### Extracted material
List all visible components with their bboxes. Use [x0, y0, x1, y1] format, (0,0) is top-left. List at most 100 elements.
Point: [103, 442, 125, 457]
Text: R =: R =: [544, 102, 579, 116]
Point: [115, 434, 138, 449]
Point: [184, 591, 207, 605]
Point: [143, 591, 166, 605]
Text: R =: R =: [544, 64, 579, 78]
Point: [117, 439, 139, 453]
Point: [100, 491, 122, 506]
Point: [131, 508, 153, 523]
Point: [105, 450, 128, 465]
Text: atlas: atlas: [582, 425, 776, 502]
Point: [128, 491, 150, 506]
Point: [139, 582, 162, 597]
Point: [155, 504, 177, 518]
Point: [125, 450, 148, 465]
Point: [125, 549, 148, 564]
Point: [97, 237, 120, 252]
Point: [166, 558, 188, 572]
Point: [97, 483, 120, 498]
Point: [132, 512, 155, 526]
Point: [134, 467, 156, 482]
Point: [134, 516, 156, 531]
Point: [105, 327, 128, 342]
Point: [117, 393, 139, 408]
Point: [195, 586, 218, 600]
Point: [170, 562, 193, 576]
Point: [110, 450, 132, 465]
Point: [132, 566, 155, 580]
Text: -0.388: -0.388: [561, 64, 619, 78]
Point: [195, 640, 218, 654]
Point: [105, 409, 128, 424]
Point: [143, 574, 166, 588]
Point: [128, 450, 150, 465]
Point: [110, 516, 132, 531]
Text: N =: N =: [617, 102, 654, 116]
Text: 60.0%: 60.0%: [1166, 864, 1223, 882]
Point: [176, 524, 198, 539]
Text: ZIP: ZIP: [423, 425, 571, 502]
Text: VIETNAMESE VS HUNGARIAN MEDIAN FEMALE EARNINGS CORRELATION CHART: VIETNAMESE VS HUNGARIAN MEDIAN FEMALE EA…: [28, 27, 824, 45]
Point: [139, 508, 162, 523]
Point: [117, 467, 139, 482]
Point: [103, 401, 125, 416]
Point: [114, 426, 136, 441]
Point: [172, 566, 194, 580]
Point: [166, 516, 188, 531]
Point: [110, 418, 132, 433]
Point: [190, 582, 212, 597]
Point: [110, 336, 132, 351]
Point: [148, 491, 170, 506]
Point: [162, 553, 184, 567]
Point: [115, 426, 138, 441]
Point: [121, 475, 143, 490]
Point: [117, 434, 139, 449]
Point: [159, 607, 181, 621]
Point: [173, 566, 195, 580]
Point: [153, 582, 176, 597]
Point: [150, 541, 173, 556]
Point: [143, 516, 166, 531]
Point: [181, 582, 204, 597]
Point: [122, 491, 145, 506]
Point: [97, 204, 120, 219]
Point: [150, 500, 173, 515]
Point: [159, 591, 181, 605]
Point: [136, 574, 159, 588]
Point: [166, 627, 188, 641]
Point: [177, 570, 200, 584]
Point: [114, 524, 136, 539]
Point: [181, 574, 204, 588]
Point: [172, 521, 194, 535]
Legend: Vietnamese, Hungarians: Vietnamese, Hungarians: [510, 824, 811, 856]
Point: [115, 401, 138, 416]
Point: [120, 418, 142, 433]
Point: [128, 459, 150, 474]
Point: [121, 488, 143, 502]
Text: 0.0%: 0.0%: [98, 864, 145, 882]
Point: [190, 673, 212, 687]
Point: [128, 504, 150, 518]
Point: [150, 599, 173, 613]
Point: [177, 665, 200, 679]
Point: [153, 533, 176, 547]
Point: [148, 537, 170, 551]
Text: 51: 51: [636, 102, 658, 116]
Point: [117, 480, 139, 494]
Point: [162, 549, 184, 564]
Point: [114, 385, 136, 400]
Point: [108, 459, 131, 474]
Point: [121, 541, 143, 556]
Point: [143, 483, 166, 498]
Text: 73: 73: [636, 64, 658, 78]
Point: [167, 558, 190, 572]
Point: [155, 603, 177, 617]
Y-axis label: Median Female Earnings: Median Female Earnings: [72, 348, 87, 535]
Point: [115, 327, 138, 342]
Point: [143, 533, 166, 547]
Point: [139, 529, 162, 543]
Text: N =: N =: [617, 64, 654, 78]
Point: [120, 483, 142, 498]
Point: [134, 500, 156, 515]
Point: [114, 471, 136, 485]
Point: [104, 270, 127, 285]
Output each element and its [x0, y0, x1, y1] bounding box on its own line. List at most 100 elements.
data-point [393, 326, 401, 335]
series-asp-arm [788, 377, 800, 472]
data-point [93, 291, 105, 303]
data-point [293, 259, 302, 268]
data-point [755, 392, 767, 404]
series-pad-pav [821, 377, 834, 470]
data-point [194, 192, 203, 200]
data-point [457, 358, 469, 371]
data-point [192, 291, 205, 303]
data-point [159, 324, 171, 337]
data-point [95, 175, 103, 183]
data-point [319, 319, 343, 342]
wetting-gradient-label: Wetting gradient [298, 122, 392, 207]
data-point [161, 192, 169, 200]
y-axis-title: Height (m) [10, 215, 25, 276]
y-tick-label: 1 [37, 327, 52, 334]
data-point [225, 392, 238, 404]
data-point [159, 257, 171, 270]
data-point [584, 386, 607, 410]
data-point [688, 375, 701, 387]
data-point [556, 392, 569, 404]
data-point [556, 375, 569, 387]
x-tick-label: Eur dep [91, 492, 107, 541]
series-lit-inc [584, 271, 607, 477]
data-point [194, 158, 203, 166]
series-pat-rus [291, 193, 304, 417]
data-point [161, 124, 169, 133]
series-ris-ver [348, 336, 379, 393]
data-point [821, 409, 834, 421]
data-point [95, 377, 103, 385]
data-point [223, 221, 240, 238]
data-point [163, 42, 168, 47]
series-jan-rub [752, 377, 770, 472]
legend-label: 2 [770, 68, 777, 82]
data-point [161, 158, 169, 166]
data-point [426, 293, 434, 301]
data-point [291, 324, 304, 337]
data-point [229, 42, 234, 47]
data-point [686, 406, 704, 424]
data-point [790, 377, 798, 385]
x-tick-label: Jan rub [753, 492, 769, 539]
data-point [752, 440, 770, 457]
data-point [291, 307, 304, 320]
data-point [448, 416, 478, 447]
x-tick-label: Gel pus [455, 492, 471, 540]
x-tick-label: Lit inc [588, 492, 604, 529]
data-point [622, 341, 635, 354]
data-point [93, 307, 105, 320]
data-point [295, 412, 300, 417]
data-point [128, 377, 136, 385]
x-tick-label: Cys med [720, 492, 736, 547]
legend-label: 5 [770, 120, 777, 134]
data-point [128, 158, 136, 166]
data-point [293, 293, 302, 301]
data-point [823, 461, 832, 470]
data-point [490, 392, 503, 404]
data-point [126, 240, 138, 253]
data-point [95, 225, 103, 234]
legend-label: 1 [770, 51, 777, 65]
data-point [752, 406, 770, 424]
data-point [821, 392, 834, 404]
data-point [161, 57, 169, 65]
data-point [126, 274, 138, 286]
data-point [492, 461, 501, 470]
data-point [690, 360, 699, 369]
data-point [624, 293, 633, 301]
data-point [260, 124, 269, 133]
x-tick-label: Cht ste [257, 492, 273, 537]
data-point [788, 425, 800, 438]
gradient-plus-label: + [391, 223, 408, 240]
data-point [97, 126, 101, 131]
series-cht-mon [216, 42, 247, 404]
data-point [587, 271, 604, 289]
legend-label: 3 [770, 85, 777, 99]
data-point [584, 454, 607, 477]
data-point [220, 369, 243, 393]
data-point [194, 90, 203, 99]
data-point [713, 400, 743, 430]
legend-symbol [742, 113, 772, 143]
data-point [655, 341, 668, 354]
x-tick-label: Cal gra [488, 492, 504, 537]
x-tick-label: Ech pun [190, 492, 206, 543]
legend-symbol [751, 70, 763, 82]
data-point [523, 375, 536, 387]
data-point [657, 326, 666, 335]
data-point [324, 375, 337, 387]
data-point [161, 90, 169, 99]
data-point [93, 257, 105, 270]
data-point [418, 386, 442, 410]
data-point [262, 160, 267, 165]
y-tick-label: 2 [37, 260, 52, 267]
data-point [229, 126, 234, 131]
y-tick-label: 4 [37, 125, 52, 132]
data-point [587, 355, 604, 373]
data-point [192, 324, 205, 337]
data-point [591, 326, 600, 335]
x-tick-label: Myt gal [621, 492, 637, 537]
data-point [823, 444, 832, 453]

### Task requirements
Change every "atlas" to "gazetteer" in the part of the data that opens with its first line and closes with the line containing "Point: [181, 574, 204, 588]". Write out that part again with nothing else altered.

### Answer to this task
List all visible components with their bboxes. Use [x0, y0, x1, y1] format, (0,0) is top-left. List at most 100 elements.
Point: [103, 442, 125, 457]
Text: R =: R =: [544, 102, 579, 116]
Point: [115, 434, 138, 449]
Point: [184, 591, 207, 605]
Point: [143, 591, 166, 605]
Text: R =: R =: [544, 64, 579, 78]
Point: [117, 439, 139, 453]
Point: [100, 491, 122, 506]
Point: [131, 508, 153, 523]
Point: [105, 450, 128, 465]
Text: gazetteer: gazetteer: [582, 425, 776, 502]
Point: [128, 491, 150, 506]
Point: [139, 582, 162, 597]
Point: [155, 504, 177, 518]
Point: [125, 450, 148, 465]
Point: [125, 549, 148, 564]
Point: [97, 237, 120, 252]
Point: [166, 558, 188, 572]
Point: [97, 483, 120, 498]
Point: [132, 512, 155, 526]
Point: [134, 467, 156, 482]
Point: [134, 516, 156, 531]
Point: [105, 327, 128, 342]
Point: [117, 393, 139, 408]
Point: [195, 586, 218, 600]
Point: [170, 562, 193, 576]
Point: [110, 450, 132, 465]
Point: [132, 566, 155, 580]
Text: -0.388: -0.388: [561, 64, 619, 78]
Point: [195, 640, 218, 654]
Point: [105, 409, 128, 424]
Point: [143, 574, 166, 588]
Point: [128, 450, 150, 465]
Point: [110, 516, 132, 531]
Text: N =: N =: [617, 102, 654, 116]
Text: 60.0%: 60.0%: [1166, 864, 1223, 882]
Point: [176, 524, 198, 539]
Text: ZIP: ZIP: [423, 425, 571, 502]
Text: VIETNAMESE VS HUNGARIAN MEDIAN FEMALE EARNINGS CORRELATION CHART: VIETNAMESE VS HUNGARIAN MEDIAN FEMALE EA…: [28, 27, 824, 45]
Point: [139, 508, 162, 523]
Point: [117, 467, 139, 482]
Point: [103, 401, 125, 416]
Point: [114, 426, 136, 441]
Point: [172, 566, 194, 580]
Point: [166, 516, 188, 531]
Point: [110, 418, 132, 433]
Point: [190, 582, 212, 597]
Point: [110, 336, 132, 351]
Point: [148, 491, 170, 506]
Point: [162, 553, 184, 567]
Point: [115, 426, 138, 441]
Point: [121, 475, 143, 490]
Point: [117, 434, 139, 449]
Point: [159, 607, 181, 621]
Point: [173, 566, 195, 580]
Point: [153, 582, 176, 597]
Point: [150, 541, 173, 556]
Point: [143, 516, 166, 531]
Point: [181, 582, 204, 597]
Point: [122, 491, 145, 506]
Point: [97, 204, 120, 219]
Point: [150, 500, 173, 515]
Point: [159, 591, 181, 605]
Point: [136, 574, 159, 588]
Point: [166, 627, 188, 641]
Point: [177, 570, 200, 584]
Point: [114, 524, 136, 539]
Point: [181, 574, 204, 588]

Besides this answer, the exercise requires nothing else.